◆ Dataset content ◆

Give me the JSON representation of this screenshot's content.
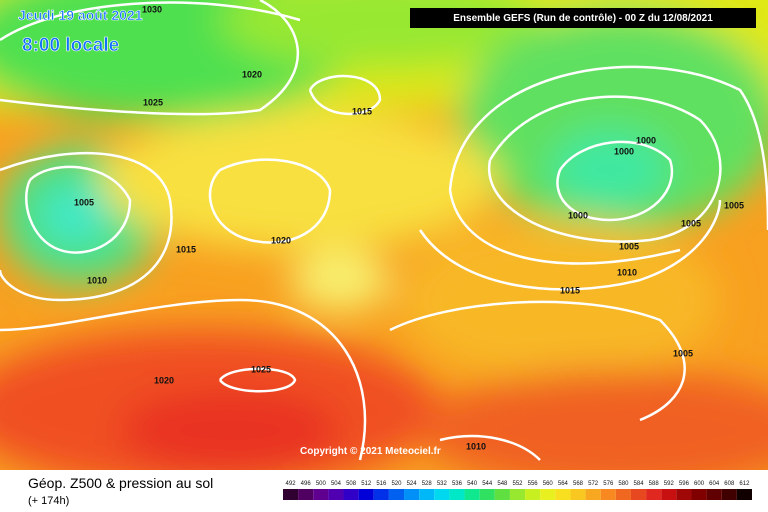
{
  "header": {
    "date": "Jeudi 19 août 2021",
    "time": "8:00 locale",
    "run": "Ensemble GEFS  (Run de contrôle)  -  00 Z du 12/08/2021"
  },
  "copyright": "Copyright © 2021 Meteociel.fr",
  "footer": {
    "title": "Géop. Z500 & pression au sol",
    "lead": "(+ 174h)"
  },
  "isobar_labels": [
    "1030",
    "1020",
    "1025",
    "1015",
    "1005",
    "1015",
    "1020",
    "1010",
    "1000",
    "1000",
    "1000",
    "1005",
    "1005",
    "1005",
    "1010",
    "1015",
    "1005",
    "1025",
    "1020",
    "1010"
  ],
  "legend": {
    "labels": [
      492,
      496,
      500,
      504,
      508,
      512,
      516,
      520,
      524,
      528,
      532,
      536,
      540,
      544,
      548,
      552,
      556,
      560,
      564,
      568,
      572,
      576,
      580,
      584,
      588,
      592,
      596,
      600,
      604,
      608,
      612
    ]
  }
}
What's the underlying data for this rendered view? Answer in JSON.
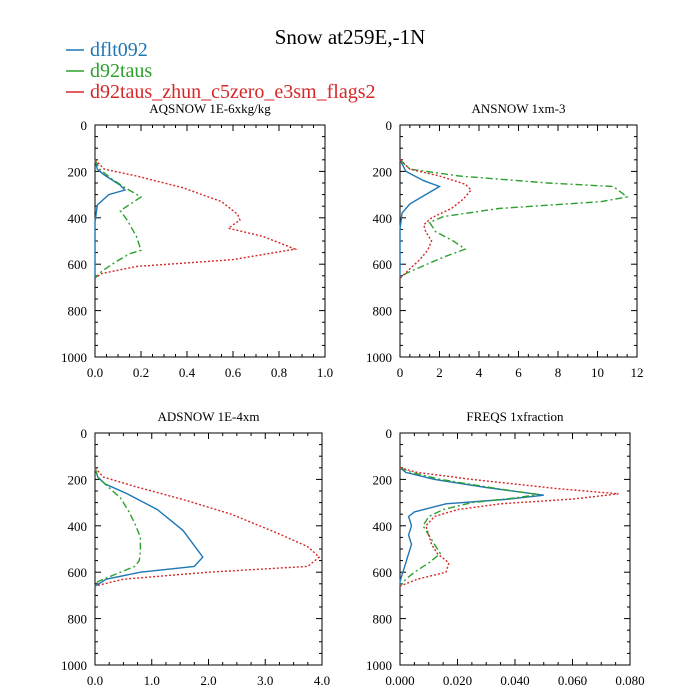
{
  "figure": {
    "title": "Snow at259E,-1N",
    "legend": [
      {
        "name": "dflt092",
        "color": "#1f77b4",
        "dash": "solid"
      },
      {
        "name": "d92taus",
        "color": "#2ca02c",
        "dash": "dashdot"
      },
      {
        "name": "d92taus_zhun_c5zero_e3sm_flags2",
        "color": "#d62728",
        "dash": "dotted"
      }
    ]
  },
  "chart_data": [
    {
      "type": "line",
      "title": "AQSNOW  1E-6xkg/kg",
      "xlabel": "",
      "ylabel": "",
      "xlim": [
        0,
        1.0
      ],
      "ylim": [
        1000,
        0
      ],
      "xticks": [
        "0.0",
        "0.2",
        "0.4",
        "0.6",
        "0.8",
        "1.0"
      ],
      "xtick_values": [
        0,
        0.2,
        0.4,
        0.6,
        0.8,
        1.0
      ],
      "yticks": [
        "0",
        "200",
        "400",
        "600",
        "800",
        "1000"
      ],
      "ytick_values": [
        0,
        200,
        400,
        600,
        800,
        1000
      ],
      "series": [
        {
          "name": "dflt092",
          "points": [
            [
              0,
              150
            ],
            [
              0.01,
              190
            ],
            [
              0.04,
              215
            ],
            [
              0.11,
              260
            ],
            [
              0.13,
              280
            ],
            [
              0.06,
              300
            ],
            [
              0.01,
              345
            ],
            [
              0,
              420
            ],
            [
              0,
              500
            ],
            [
              0,
              560
            ],
            [
              0,
              620
            ],
            [
              0,
              660
            ]
          ]
        },
        {
          "name": "d92taus",
          "points": [
            [
              0,
              150
            ],
            [
              0.02,
              190
            ],
            [
              0.07,
              230
            ],
            [
              0.13,
              270
            ],
            [
              0.2,
              310
            ],
            [
              0.11,
              370
            ],
            [
              0.14,
              410
            ],
            [
              0.18,
              480
            ],
            [
              0.2,
              540
            ],
            [
              0.15,
              555
            ],
            [
              0.09,
              590
            ],
            [
              0.03,
              630
            ],
            [
              0,
              660
            ]
          ]
        },
        {
          "name": "d92taus_zhun_c5zero_e3sm_flags2",
          "points": [
            [
              0,
              150
            ],
            [
              0.04,
              190
            ],
            [
              0.18,
              220
            ],
            [
              0.38,
              270
            ],
            [
              0.55,
              330
            ],
            [
              0.62,
              385
            ],
            [
              0.63,
              410
            ],
            [
              0.58,
              445
            ],
            [
              0.73,
              480
            ],
            [
              0.87,
              535
            ],
            [
              0.6,
              580
            ],
            [
              0.18,
              610
            ],
            [
              0.03,
              640
            ],
            [
              0,
              660
            ]
          ]
        }
      ]
    },
    {
      "type": "line",
      "title": "ANSNOW  1xm-3",
      "xlabel": "",
      "ylabel": "",
      "xlim": [
        0,
        12
      ],
      "ylim": [
        1000,
        0
      ],
      "xticks": [
        "0",
        "2",
        "4",
        "6",
        "8",
        "10",
        "12"
      ],
      "xtick_values": [
        0,
        2,
        4,
        6,
        8,
        10,
        12
      ],
      "yticks": [
        "0",
        "200",
        "400",
        "600",
        "800",
        "1000"
      ],
      "ytick_values": [
        0,
        200,
        400,
        600,
        800,
        1000
      ],
      "series": [
        {
          "name": "dflt092",
          "points": [
            [
              0,
              150
            ],
            [
              0.3,
              200
            ],
            [
              1.2,
              240
            ],
            [
              2.0,
              265
            ],
            [
              1.3,
              300
            ],
            [
              0.5,
              340
            ],
            [
              0.1,
              380
            ],
            [
              0,
              450
            ],
            [
              0,
              550
            ],
            [
              0,
              660
            ]
          ]
        },
        {
          "name": "d92taus",
          "points": [
            [
              0,
              150
            ],
            [
              0.5,
              190
            ],
            [
              3.0,
              220
            ],
            [
              7.5,
              250
            ],
            [
              10.8,
              265
            ],
            [
              11.5,
              310
            ],
            [
              10.2,
              330
            ],
            [
              5.0,
              360
            ],
            [
              2.2,
              395
            ],
            [
              1.5,
              420
            ],
            [
              1.8,
              460
            ],
            [
              2.7,
              500
            ],
            [
              3.3,
              535
            ],
            [
              2.2,
              570
            ],
            [
              1.1,
              610
            ],
            [
              0.3,
              640
            ],
            [
              0,
              660
            ]
          ]
        },
        {
          "name": "d92taus_zhun_c5zero_e3sm_flags2",
          "points": [
            [
              0,
              150
            ],
            [
              0.5,
              190
            ],
            [
              2.0,
              220
            ],
            [
              3.3,
              255
            ],
            [
              3.6,
              280
            ],
            [
              3.2,
              320
            ],
            [
              2.6,
              360
            ],
            [
              1.6,
              400
            ],
            [
              1.2,
              430
            ],
            [
              1.3,
              460
            ],
            [
              1.6,
              500
            ],
            [
              1.4,
              540
            ],
            [
              1.0,
              580
            ],
            [
              0.5,
              620
            ],
            [
              0,
              660
            ]
          ]
        }
      ]
    },
    {
      "type": "line",
      "title": "ADSNOW  1E-4xm",
      "xlabel": "",
      "ylabel": "",
      "xlim": [
        0,
        4.0
      ],
      "ylim": [
        1000,
        0
      ],
      "xticks": [
        "0.0",
        "1.0",
        "2.0",
        "3.0",
        "4.0"
      ],
      "xtick_values": [
        0,
        1.0,
        2.0,
        3.0,
        4.0
      ],
      "yticks": [
        "0",
        "200",
        "400",
        "600",
        "800",
        "1000"
      ],
      "ytick_values": [
        0,
        200,
        400,
        600,
        800,
        1000
      ],
      "series": [
        {
          "name": "dflt092",
          "points": [
            [
              0,
              150
            ],
            [
              0.05,
              190
            ],
            [
              0.18,
              220
            ],
            [
              0.55,
              260
            ],
            [
              1.1,
              330
            ],
            [
              1.55,
              420
            ],
            [
              1.9,
              535
            ],
            [
              1.75,
              575
            ],
            [
              0.8,
              600
            ],
            [
              0.2,
              630
            ],
            [
              0,
              660
            ]
          ]
        },
        {
          "name": "d92taus",
          "points": [
            [
              0,
              150
            ],
            [
              0.05,
              190
            ],
            [
              0.2,
              225
            ],
            [
              0.45,
              280
            ],
            [
              0.6,
              340
            ],
            [
              0.72,
              400
            ],
            [
              0.8,
              450
            ],
            [
              0.8,
              510
            ],
            [
              0.78,
              550
            ],
            [
              0.7,
              575
            ],
            [
              0.35,
              610
            ],
            [
              0.05,
              640
            ],
            [
              0,
              660
            ]
          ]
        },
        {
          "name": "d92taus_zhun_c5zero_e3sm_flags2",
          "points": [
            [
              0,
              150
            ],
            [
              0.15,
              190
            ],
            [
              0.7,
              230
            ],
            [
              1.6,
              290
            ],
            [
              2.4,
              350
            ],
            [
              3.2,
              430
            ],
            [
              3.75,
              490
            ],
            [
              3.95,
              535
            ],
            [
              3.75,
              575
            ],
            [
              2.0,
              600
            ],
            [
              0.5,
              630
            ],
            [
              0,
              660
            ]
          ]
        }
      ]
    },
    {
      "type": "line",
      "title": "FREQS  1xfraction",
      "xlabel": "",
      "ylabel": "",
      "xlim": [
        0,
        0.08
      ],
      "ylim": [
        1000,
        0
      ],
      "xticks": [
        "0.000",
        "0.020",
        "0.040",
        "0.060",
        "0.080"
      ],
      "xtick_values": [
        0,
        0.02,
        0.04,
        0.06,
        0.08
      ],
      "yticks": [
        "0",
        "200",
        "400",
        "600",
        "800",
        "1000"
      ],
      "ytick_values": [
        0,
        200,
        400,
        600,
        800,
        1000
      ],
      "series": [
        {
          "name": "dflt092",
          "points": [
            [
              0,
              150
            ],
            [
              0.002,
              170
            ],
            [
              0.012,
              200
            ],
            [
              0.03,
              235
            ],
            [
              0.05,
              268
            ],
            [
              0.038,
              285
            ],
            [
              0.016,
              305
            ],
            [
              0.005,
              340
            ],
            [
              0.003,
              360
            ],
            [
              0.004,
              400
            ],
            [
              0.003,
              440
            ],
            [
              0.004,
              480
            ],
            [
              0.003,
              520
            ],
            [
              0.002,
              560
            ],
            [
              0.001,
              600
            ],
            [
              0,
              640
            ],
            [
              0,
              660
            ]
          ]
        },
        {
          "name": "d92taus",
          "points": [
            [
              0,
              150
            ],
            [
              0.004,
              170
            ],
            [
              0.014,
              200
            ],
            [
              0.034,
              240
            ],
            [
              0.048,
              265
            ],
            [
              0.04,
              280
            ],
            [
              0.025,
              300
            ],
            [
              0.015,
              330
            ],
            [
              0.01,
              360
            ],
            [
              0.008,
              400
            ],
            [
              0.01,
              440
            ],
            [
              0.012,
              480
            ],
            [
              0.014,
              520
            ],
            [
              0.01,
              560
            ],
            [
              0.005,
              600
            ],
            [
              0.002,
              630
            ],
            [
              0,
              660
            ]
          ]
        },
        {
          "name": "d92taus_zhun_c5zero_e3sm_flags2",
          "points": [
            [
              0,
              150
            ],
            [
              0.006,
              170
            ],
            [
              0.025,
              200
            ],
            [
              0.055,
              240
            ],
            [
              0.076,
              262
            ],
            [
              0.06,
              285
            ],
            [
              0.035,
              305
            ],
            [
              0.02,
              330
            ],
            [
              0.012,
              360
            ],
            [
              0.009,
              400
            ],
            [
              0.01,
              440
            ],
            [
              0.011,
              480
            ],
            [
              0.013,
              520
            ],
            [
              0.017,
              560
            ],
            [
              0.016,
              600
            ],
            [
              0.006,
              630
            ],
            [
              0,
              660
            ]
          ]
        }
      ]
    }
  ]
}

◆ Exercise ◆
Pull every line containing "this" from the material above.

◆ Solution ◆
Give me the JSON representation of this screenshot's content.
What's the underlying data for this rendered view? Answer in JSON.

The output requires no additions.